(Dataset items)
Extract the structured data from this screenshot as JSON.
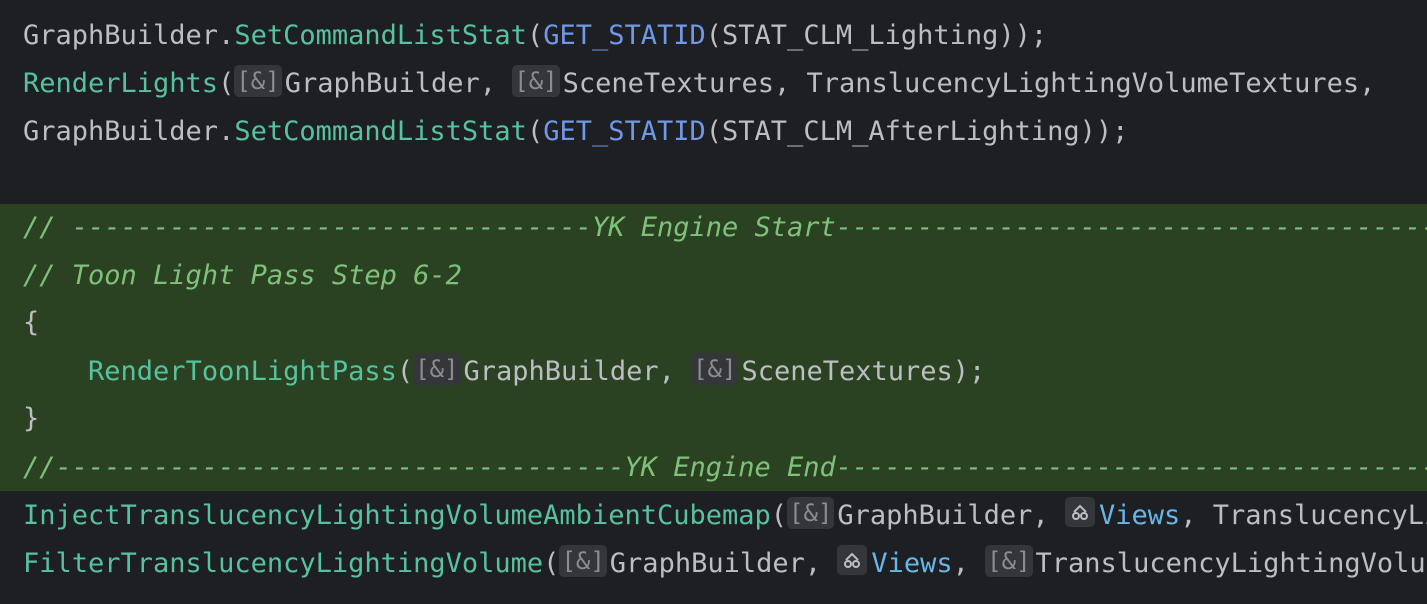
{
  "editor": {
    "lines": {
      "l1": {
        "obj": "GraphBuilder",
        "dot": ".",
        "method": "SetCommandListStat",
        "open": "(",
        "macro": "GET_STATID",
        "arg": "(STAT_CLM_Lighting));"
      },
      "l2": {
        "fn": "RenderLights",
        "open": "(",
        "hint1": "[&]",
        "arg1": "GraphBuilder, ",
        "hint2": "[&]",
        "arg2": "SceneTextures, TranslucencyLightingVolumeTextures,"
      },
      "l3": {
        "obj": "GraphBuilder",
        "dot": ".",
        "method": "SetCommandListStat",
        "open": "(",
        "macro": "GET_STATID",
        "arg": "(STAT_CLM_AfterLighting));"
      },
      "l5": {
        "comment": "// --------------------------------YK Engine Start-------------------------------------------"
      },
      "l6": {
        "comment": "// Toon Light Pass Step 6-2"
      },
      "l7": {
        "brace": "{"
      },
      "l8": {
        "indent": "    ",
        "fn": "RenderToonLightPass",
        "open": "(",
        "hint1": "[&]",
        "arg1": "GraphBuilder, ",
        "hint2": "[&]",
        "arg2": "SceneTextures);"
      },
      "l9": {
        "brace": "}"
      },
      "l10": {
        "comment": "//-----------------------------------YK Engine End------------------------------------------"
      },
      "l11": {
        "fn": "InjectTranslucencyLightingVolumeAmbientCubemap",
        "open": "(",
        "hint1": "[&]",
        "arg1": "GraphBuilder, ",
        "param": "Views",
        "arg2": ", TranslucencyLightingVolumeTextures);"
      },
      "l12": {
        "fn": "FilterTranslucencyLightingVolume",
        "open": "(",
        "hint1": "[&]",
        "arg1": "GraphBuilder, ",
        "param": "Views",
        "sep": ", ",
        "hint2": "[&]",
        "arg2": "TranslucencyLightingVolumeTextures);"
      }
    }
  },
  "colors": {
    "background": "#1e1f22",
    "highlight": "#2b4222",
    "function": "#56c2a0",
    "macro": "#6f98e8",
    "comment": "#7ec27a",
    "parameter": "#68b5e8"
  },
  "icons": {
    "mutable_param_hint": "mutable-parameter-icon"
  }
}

Written instruction
Could you repeat all of the material exactly? Pictures should not be copied.

Exercise output
Extract the structured data from this screenshot as JSON.
{
  "editor": {
    "lines": {
      "l1": {
        "obj": "GraphBuilder",
        "dot": ".",
        "method": "SetCommandListStat",
        "open": "(",
        "macro": "GET_STATID",
        "arg": "(STAT_CLM_Lighting));"
      },
      "l2": {
        "fn": "RenderLights",
        "open": "(",
        "hint1": "[&]",
        "arg1": "GraphBuilder, ",
        "hint2": "[&]",
        "arg2": "SceneTextures, TranslucencyLightingVolumeTextures,"
      },
      "l3": {
        "obj": "GraphBuilder",
        "dot": ".",
        "method": "SetCommandListStat",
        "open": "(",
        "macro": "GET_STATID",
        "arg": "(STAT_CLM_AfterLighting));"
      },
      "l5": {
        "comment": "// --------------------------------YK Engine Start-------------------------------------------"
      },
      "l6": {
        "comment": "// Toon Light Pass Step 6-2"
      },
      "l7": {
        "brace": "{"
      },
      "l8": {
        "indent": "    ",
        "fn": "RenderToonLightPass",
        "open": "(",
        "hint1": "[&]",
        "arg1": "GraphBuilder, ",
        "hint2": "[&]",
        "arg2": "SceneTextures);"
      },
      "l9": {
        "brace": "}"
      },
      "l10": {
        "comment": "//-----------------------------------YK Engine End------------------------------------------"
      },
      "l11": {
        "fn": "InjectTranslucencyLightingVolumeAmbientCubemap",
        "open": "(",
        "hint1": "[&]",
        "arg1": "GraphBuilder, ",
        "param": "Views",
        "arg2": ", TranslucencyLightingVolumeTextures);"
      },
      "l12": {
        "fn": "FilterTranslucencyLightingVolume",
        "open": "(",
        "hint1": "[&]",
        "arg1": "GraphBuilder, ",
        "param": "Views",
        "sep": ", ",
        "hint2": "[&]",
        "arg2": "TranslucencyLightingVolumeTextures);"
      }
    }
  },
  "colors": {
    "background": "#1e1f22",
    "highlight": "#2b4222",
    "function": "#56c2a0",
    "macro": "#6f98e8",
    "comment": "#7ec27a",
    "parameter": "#68b5e8"
  },
  "icons": {
    "mutable_param_hint": "mutable-parameter-icon"
  }
}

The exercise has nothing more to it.